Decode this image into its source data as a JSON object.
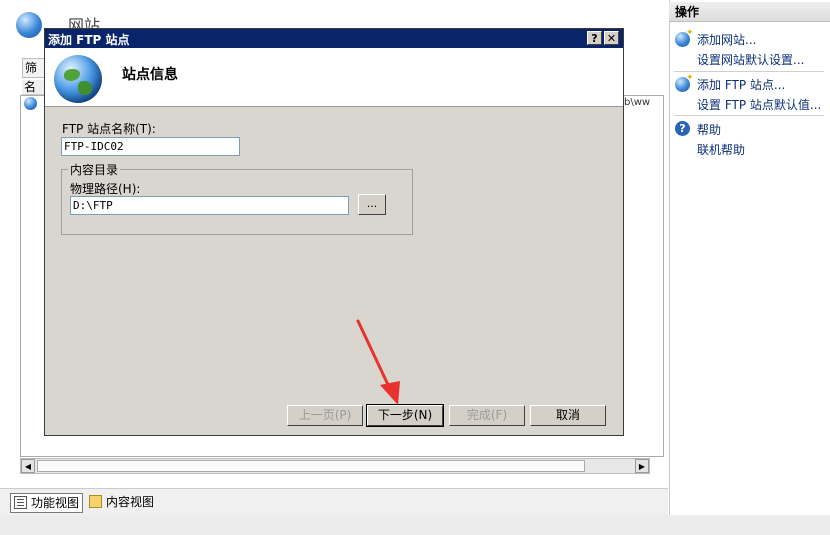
{
  "background": {
    "page_title": "网站",
    "filter_label": "筛选",
    "column_header": "名称",
    "row_path_fragment": "b\\ww",
    "view_tabs": {
      "feature_view": "功能视图",
      "content_view": "内容视图"
    }
  },
  "actions_pane": {
    "header": "操作",
    "items": [
      {
        "label": "添加网站...",
        "icon": "globe-add-icon"
      },
      {
        "label": "设置网站默认设置...",
        "icon": ""
      },
      {
        "label": "添加 FTP 站点...",
        "icon": "globe-add-icon"
      },
      {
        "label": "设置 FTP 站点默认值...",
        "icon": ""
      },
      {
        "label": "帮助",
        "icon": "help-icon"
      },
      {
        "label": "联机帮助",
        "icon": ""
      }
    ]
  },
  "dialog": {
    "title": "添加 FTP 站点",
    "help_button": "?",
    "close_button": "✕",
    "heading": "站点信息",
    "site_name_label": "FTP 站点名称(T):",
    "site_name_value": "FTP-IDC02",
    "content_group_label": "内容目录",
    "path_label": "物理路径(H):",
    "path_value": "D:\\FTP",
    "browse_button": "...",
    "buttons": {
      "prev": "上一页(P)",
      "next": "下一步(N)",
      "finish": "完成(F)",
      "cancel": "取消"
    }
  },
  "colors": {
    "title_bar": "#0a246a",
    "dialog_face": "#d9d6d0",
    "annotation_arrow": "#e8322e"
  }
}
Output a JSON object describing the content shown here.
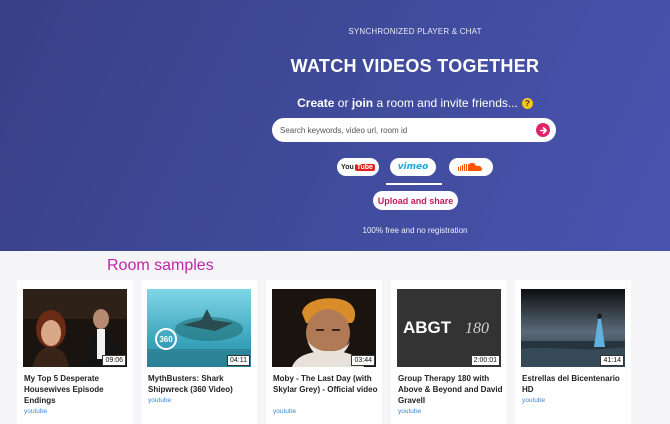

§ **THE EXERCISE**:
Copy each line of the records precisely and drop any images they hold.

§ **WORKED ANSWER**:
Decode this image into its source data as a JSON object.
{
  "background": {
    "page_title": "网站",
    "filter_label": "筛选",
    "column_header": "名称",
    "row_path_fragment": "b\\ww",
    "view_tabs": {
      "feature_view": "功能视图",
      "content_view": "内容视图"
    }
  },
  "actions_pane": {
    "header": "操作",
    "items": [
      {
        "label": "添加网站...",
        "icon": "globe-add-icon"
      },
      {
        "label": "设置网站默认设置...",
        "icon": ""
      },
      {
        "label": "添加 FTP 站点...",
        "icon": "globe-add-icon"
      },
      {
        "label": "设置 FTP 站点默认值...",
        "icon": ""
      },
      {
        "label": "帮助",
        "icon": "help-icon"
      },
      {
        "label": "联机帮助",
        "icon": ""
      }
    ]
  },
  "dialog": {
    "title": "添加 FTP 站点",
    "help_button": "?",
    "close_button": "✕",
    "heading": "站点信息",
    "site_name_label": "FTP 站点名称(T):",
    "site_name_value": "FTP-IDC02",
    "content_group_label": "内容目录",
    "path_label": "物理路径(H):",
    "path_value": "D:\\FTP",
    "browse_button": "...",
    "buttons": {
      "prev": "上一页(P)",
      "next": "下一步(N)",
      "finish": "完成(F)",
      "cancel": "取消"
    }
  },
  "colors": {
    "title_bar": "#0a246a",
    "dialog_face": "#d9d6d0",
    "annotation_arrow": "#e8322e"
  }
}
Output a JSON object describing the content shown here.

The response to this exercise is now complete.